=== ENTRIES ===

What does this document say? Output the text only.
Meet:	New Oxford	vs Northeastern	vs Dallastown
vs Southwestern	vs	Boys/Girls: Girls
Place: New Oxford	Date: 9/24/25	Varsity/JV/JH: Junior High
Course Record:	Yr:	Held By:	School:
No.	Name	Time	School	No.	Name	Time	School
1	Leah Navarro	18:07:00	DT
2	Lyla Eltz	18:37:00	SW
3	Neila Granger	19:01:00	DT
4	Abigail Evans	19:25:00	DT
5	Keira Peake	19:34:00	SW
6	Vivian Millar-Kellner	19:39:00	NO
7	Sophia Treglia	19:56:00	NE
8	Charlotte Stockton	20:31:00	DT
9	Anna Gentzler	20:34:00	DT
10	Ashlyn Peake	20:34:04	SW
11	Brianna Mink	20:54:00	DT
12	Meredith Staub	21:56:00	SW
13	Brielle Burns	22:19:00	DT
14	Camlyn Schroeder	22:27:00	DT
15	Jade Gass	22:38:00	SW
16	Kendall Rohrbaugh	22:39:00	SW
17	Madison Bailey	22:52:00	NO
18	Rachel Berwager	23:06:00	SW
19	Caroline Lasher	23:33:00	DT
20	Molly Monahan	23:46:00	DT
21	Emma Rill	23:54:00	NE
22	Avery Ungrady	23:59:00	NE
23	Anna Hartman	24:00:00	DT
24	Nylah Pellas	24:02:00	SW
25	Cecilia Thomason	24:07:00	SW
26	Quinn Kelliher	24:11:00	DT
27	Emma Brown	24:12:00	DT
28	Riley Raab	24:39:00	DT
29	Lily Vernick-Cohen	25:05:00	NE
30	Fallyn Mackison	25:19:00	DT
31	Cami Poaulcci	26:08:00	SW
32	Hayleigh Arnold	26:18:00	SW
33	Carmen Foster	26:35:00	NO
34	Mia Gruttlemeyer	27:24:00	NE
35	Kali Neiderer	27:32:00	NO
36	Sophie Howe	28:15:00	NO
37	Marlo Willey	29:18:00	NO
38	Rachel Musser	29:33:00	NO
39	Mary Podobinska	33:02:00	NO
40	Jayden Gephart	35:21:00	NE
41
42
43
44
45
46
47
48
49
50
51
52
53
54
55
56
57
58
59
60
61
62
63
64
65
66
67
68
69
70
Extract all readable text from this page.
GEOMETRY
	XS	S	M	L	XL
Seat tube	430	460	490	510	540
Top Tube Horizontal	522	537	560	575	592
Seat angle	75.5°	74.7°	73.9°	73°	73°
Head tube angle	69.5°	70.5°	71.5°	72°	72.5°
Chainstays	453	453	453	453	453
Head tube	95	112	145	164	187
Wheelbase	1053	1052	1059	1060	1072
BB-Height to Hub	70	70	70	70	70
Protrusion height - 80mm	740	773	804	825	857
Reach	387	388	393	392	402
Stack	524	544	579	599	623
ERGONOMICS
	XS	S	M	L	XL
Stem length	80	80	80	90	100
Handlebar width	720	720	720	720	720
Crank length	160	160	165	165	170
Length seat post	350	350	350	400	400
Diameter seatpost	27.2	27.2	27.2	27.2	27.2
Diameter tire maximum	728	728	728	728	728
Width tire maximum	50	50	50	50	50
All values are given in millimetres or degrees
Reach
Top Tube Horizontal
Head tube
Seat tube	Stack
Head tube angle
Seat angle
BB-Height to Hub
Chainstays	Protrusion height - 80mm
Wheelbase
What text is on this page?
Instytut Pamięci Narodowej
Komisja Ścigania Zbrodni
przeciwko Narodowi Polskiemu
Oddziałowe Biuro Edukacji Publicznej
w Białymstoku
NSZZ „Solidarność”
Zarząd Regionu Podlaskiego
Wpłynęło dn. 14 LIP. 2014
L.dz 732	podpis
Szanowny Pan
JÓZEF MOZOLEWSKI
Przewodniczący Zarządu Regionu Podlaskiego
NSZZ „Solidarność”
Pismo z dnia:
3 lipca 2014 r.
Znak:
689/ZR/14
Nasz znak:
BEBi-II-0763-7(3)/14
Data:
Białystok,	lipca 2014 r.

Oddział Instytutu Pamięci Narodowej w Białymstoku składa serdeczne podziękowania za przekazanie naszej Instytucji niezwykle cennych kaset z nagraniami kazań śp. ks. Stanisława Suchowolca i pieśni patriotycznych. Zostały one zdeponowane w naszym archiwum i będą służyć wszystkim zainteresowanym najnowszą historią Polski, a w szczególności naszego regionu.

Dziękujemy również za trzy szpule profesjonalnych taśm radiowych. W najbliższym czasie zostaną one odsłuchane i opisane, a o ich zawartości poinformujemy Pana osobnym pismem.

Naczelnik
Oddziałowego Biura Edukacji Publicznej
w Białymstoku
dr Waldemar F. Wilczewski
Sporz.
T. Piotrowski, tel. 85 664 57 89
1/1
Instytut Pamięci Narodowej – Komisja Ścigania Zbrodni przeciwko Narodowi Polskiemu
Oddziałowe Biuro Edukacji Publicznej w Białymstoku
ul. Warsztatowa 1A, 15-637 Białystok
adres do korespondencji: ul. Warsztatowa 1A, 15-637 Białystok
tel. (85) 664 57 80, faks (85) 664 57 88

===

REQUIREMENT:
Read the entries and select each line where the word "Emma" is found.

PROBLEM SOLUTION:
21	Emma Rill	23:54:00	NE
27	Emma Brown	24:12:00	DT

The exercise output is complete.